◆ TASK INPUTS
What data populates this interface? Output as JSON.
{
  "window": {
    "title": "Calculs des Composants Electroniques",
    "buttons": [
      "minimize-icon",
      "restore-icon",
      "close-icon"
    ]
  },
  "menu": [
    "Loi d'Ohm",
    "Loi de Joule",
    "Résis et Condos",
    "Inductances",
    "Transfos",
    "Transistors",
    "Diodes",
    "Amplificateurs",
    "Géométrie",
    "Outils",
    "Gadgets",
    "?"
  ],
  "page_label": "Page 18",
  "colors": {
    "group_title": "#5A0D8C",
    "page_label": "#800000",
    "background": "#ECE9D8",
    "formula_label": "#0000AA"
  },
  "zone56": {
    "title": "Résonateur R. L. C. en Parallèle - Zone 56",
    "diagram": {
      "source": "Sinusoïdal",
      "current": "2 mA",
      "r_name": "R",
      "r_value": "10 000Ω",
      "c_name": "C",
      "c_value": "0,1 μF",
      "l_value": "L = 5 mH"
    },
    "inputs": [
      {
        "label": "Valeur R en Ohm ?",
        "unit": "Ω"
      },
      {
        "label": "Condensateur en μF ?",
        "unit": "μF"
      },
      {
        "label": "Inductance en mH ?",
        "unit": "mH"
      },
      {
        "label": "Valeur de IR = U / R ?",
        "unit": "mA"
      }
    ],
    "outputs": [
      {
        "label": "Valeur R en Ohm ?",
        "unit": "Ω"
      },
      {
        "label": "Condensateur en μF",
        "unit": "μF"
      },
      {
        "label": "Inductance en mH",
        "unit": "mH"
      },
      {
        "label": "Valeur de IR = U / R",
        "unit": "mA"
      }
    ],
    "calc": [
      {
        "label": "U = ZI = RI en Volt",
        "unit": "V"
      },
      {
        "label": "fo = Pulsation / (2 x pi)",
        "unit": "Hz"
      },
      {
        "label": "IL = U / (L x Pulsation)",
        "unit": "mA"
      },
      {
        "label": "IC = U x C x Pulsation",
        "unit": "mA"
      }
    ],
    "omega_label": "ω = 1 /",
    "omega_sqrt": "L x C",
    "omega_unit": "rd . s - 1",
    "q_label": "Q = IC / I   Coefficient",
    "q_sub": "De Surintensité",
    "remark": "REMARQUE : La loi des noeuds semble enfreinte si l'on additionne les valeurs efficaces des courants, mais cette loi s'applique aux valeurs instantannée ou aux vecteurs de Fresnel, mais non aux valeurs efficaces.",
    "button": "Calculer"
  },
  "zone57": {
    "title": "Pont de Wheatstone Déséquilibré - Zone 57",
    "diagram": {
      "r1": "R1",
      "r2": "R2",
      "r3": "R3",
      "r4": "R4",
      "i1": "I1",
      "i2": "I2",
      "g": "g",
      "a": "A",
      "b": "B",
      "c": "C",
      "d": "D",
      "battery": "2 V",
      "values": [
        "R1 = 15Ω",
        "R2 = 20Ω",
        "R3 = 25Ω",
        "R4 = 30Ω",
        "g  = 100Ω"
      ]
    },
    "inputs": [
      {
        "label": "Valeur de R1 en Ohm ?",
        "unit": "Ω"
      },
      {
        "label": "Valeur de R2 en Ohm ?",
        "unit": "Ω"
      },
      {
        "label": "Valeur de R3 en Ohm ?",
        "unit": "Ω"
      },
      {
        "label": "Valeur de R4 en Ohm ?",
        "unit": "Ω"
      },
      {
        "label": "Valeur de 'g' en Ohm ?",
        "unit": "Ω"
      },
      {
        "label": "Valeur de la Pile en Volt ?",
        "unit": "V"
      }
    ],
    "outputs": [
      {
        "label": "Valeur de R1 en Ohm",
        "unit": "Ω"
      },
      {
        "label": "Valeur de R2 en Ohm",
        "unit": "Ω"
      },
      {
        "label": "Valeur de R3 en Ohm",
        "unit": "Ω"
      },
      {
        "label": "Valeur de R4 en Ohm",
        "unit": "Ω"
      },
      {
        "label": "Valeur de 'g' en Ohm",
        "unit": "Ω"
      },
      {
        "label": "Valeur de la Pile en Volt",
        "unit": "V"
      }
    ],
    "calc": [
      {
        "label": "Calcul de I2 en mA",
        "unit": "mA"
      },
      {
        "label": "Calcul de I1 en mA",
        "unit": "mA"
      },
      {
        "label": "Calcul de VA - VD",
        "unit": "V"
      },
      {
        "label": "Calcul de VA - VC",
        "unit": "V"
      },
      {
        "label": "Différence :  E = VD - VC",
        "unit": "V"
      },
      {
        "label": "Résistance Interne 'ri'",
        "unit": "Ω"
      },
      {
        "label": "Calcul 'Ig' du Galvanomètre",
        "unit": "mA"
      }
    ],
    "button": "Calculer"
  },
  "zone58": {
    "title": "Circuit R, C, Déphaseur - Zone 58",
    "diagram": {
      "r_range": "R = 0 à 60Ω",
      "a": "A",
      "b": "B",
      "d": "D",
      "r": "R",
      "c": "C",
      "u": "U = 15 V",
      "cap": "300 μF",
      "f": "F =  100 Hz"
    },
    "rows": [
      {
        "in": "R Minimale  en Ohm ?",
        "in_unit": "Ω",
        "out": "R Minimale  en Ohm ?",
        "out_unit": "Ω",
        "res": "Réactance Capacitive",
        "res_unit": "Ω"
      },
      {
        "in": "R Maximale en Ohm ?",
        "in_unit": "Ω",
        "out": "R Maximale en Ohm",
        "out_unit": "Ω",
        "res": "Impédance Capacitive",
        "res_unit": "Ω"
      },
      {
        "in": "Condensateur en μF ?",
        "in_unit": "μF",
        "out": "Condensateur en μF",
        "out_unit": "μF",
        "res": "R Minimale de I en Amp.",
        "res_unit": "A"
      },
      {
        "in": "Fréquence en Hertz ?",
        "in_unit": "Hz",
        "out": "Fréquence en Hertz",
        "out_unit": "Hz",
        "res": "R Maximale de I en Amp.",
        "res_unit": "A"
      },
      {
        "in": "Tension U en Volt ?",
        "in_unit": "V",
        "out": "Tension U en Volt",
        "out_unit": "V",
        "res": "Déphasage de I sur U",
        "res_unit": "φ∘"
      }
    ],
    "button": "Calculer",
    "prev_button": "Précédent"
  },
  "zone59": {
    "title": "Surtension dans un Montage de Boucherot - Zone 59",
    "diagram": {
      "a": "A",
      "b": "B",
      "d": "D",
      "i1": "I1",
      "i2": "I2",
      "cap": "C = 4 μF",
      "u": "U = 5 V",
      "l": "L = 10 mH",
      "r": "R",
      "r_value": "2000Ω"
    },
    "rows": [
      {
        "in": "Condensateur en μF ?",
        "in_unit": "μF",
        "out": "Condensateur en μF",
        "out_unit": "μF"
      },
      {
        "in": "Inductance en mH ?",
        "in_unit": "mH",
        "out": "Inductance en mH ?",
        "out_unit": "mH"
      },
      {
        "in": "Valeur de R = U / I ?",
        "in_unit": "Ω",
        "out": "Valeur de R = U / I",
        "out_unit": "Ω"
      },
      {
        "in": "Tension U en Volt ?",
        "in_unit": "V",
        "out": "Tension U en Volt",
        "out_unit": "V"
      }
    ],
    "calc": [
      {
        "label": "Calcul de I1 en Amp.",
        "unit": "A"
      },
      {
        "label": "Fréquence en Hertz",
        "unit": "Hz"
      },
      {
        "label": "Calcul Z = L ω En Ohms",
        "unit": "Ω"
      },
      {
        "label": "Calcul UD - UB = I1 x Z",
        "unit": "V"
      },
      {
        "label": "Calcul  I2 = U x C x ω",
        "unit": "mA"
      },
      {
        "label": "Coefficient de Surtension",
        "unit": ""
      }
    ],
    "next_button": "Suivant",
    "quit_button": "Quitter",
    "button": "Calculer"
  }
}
...
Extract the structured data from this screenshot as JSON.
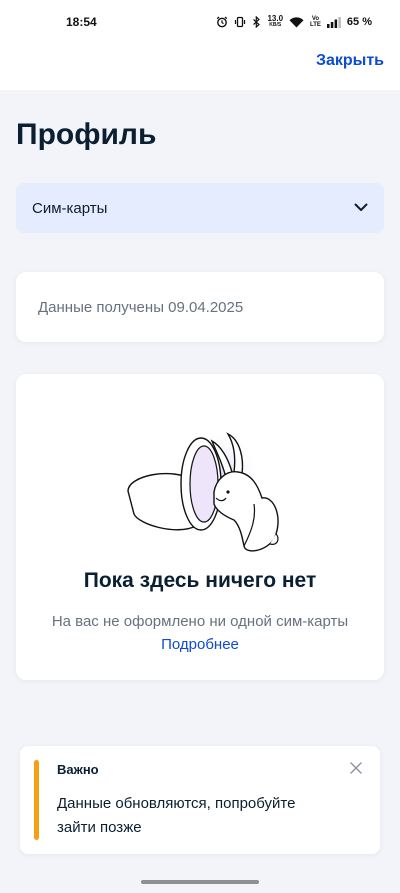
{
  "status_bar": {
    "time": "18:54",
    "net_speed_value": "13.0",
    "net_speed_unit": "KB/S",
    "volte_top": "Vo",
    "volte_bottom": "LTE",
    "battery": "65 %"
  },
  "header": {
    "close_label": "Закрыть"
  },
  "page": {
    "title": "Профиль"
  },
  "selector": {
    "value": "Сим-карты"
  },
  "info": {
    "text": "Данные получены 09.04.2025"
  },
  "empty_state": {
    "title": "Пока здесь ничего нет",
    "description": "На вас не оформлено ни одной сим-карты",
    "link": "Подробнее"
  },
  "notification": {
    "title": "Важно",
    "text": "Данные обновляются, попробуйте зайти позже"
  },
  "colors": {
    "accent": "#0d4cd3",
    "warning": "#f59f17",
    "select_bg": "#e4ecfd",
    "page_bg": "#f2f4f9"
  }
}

◆ TO BE DONE
Lines that hold the word "Minimale" are the ones to return, every one of them.

◆ REPLY
        "in": "R Minimale  en Ohm ?",
        "out": "R Minimale  en Ohm ?",
        "res": "R Minimale de I en Amp.",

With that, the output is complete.